# SELECTED PASSAGE
■ ■ ■ ■ ■

Another aspect of the invention comprises positioning superabrasive cutters, such as PDC cutters, on a blade so as to be circumferentially and rotationally offset from a radially outer, rotationally leading edge portion of a blade where a casing contact point is to occur. Such positioning of the cutters rotationally, or circumferentially, to the rear of the casing contact point located on the radially outermost leading edge of the blade allows the cutters to remain on proper drill diameter for enlarging the borehole, but are, in effect, recessed away from the casing contact point.
Still another aspect of the invention comprises forming the rotationally leading edges of the reamer blades to be nonaggressive, which design may be employed with the pilot bit blades if a drag bit is employed for same.

■ ■ ■ ■ ■

# REQUIRED TASK 1
From the passage on reamer cutters and blades, list each distinct word ending in "-ly", naming each word once.
# REQUIRED TASK 2
Retype the listing from its first line through the line containing "x-tick-label: 00:00 [67,217,102,231]", including both of those lines.

■ ■ ■ ■ ■

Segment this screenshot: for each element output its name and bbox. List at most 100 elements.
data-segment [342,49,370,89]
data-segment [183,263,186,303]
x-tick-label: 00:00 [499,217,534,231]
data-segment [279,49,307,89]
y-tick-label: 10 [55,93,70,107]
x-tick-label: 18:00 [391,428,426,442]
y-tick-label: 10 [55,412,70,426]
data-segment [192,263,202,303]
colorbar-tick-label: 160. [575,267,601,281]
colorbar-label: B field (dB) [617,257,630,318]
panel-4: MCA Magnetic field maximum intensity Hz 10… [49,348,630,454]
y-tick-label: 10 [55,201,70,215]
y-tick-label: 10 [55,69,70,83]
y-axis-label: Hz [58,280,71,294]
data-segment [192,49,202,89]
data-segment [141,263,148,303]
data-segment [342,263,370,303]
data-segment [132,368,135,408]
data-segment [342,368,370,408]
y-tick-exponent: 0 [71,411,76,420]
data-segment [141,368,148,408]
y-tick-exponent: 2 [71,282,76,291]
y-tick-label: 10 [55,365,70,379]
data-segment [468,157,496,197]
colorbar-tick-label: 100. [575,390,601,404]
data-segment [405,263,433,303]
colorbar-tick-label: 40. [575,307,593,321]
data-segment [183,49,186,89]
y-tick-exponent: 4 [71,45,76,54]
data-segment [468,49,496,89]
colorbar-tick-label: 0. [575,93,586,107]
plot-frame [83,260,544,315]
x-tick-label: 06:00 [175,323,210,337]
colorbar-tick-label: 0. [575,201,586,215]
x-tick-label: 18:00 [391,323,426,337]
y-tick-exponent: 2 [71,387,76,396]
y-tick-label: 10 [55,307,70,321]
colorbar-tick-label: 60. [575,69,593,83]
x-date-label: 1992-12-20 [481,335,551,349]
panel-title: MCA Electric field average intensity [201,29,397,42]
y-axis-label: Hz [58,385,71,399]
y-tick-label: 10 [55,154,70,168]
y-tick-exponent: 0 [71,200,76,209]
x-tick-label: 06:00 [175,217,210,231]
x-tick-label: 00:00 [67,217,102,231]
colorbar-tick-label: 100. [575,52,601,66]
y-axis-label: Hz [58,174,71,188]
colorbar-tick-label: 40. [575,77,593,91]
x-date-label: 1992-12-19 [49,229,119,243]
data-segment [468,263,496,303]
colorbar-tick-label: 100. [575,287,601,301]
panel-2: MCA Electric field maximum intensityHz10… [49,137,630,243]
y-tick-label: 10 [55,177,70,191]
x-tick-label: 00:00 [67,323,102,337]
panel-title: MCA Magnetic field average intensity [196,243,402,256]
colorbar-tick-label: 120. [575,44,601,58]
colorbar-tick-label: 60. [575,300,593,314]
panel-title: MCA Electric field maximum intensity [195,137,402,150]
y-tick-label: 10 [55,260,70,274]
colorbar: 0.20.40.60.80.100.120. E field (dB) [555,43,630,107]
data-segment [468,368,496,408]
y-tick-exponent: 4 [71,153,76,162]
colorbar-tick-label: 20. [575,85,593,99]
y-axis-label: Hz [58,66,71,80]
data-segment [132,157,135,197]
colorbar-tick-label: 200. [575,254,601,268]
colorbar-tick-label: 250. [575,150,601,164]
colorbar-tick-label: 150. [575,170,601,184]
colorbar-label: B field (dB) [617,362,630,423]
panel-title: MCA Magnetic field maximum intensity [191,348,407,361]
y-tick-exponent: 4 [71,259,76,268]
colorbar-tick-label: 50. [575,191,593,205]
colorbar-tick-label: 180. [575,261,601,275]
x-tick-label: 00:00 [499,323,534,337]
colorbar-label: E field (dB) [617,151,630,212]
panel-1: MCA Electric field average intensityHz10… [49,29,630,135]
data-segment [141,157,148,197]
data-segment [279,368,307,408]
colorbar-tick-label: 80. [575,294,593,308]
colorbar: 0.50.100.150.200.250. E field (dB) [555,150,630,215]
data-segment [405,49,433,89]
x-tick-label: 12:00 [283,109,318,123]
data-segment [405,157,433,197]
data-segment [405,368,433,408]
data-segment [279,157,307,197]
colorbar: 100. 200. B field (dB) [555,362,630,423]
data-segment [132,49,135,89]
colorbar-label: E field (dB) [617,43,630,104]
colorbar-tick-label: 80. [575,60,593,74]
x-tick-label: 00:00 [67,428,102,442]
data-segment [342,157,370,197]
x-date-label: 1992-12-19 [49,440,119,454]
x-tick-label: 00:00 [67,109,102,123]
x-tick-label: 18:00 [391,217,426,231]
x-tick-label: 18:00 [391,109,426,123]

■ ■ ■ ■ ■

# OUTPUT 1
circumferentially, rotationally, radially

# OUTPUT 2
Segment this screenshot: for each element output its name and bbox. List at most 100 elements.
data-segment [342,49,370,89]
data-segment [183,263,186,303]
x-tick-label: 00:00 [499,217,534,231]
data-segment [279,49,307,89]
y-tick-label: 10 [55,93,70,107]
x-tick-label: 18:00 [391,428,426,442]
y-tick-label: 10 [55,412,70,426]
data-segment [192,263,202,303]
colorbar-tick-label: 160. [575,267,601,281]
colorbar-label: B field (dB) [617,257,630,318]
panel-4: MCA Magnetic field maximum intensity Hz 10… [49,348,630,454]
y-tick-label: 10 [55,201,70,215]
y-tick-label: 10 [55,69,70,83]
y-axis-label: Hz [58,280,71,294]
data-segment [192,49,202,89]
data-segment [141,263,148,303]
data-segment [342,263,370,303]
data-segment [132,368,135,408]
data-segment [342,368,370,408]
y-tick-exponent: 0 [71,411,76,420]
data-segment [141,368,148,408]
y-tick-exponent: 2 [71,282,76,291]
y-tick-label: 10 [55,365,70,379]
data-segment [468,157,496,197]
colorbar-tick-label: 100. [575,390,601,404]
data-segment [405,263,433,303]
colorbar-tick-label: 40. [575,307,593,321]
data-segment [183,49,186,89]
y-tick-exponent: 4 [71,45,76,54]
data-segment [468,49,496,89]
colorbar-tick-label: 0. [575,93,586,107]
plot-frame [83,260,544,315]
x-tick-label: 06:00 [175,323,210,337]
colorbar-tick-label: 0. [575,201,586,215]
x-tick-label: 18:00 [391,323,426,337]
y-tick-exponent: 2 [71,387,76,396]
y-tick-label: 10 [55,307,70,321]
colorbar-tick-label: 60. [575,69,593,83]
x-date-label: 1992-12-20 [481,335,551,349]
panel-title: MCA Electric field average intensity [201,29,397,42]
y-axis-label: Hz [58,385,71,399]
y-tick-label: 10 [55,154,70,168]
y-tick-exponent: 0 [71,200,76,209]
x-tick-label: 06:00 [175,217,210,231]
x-tick-label: 00:00 [67,217,102,231]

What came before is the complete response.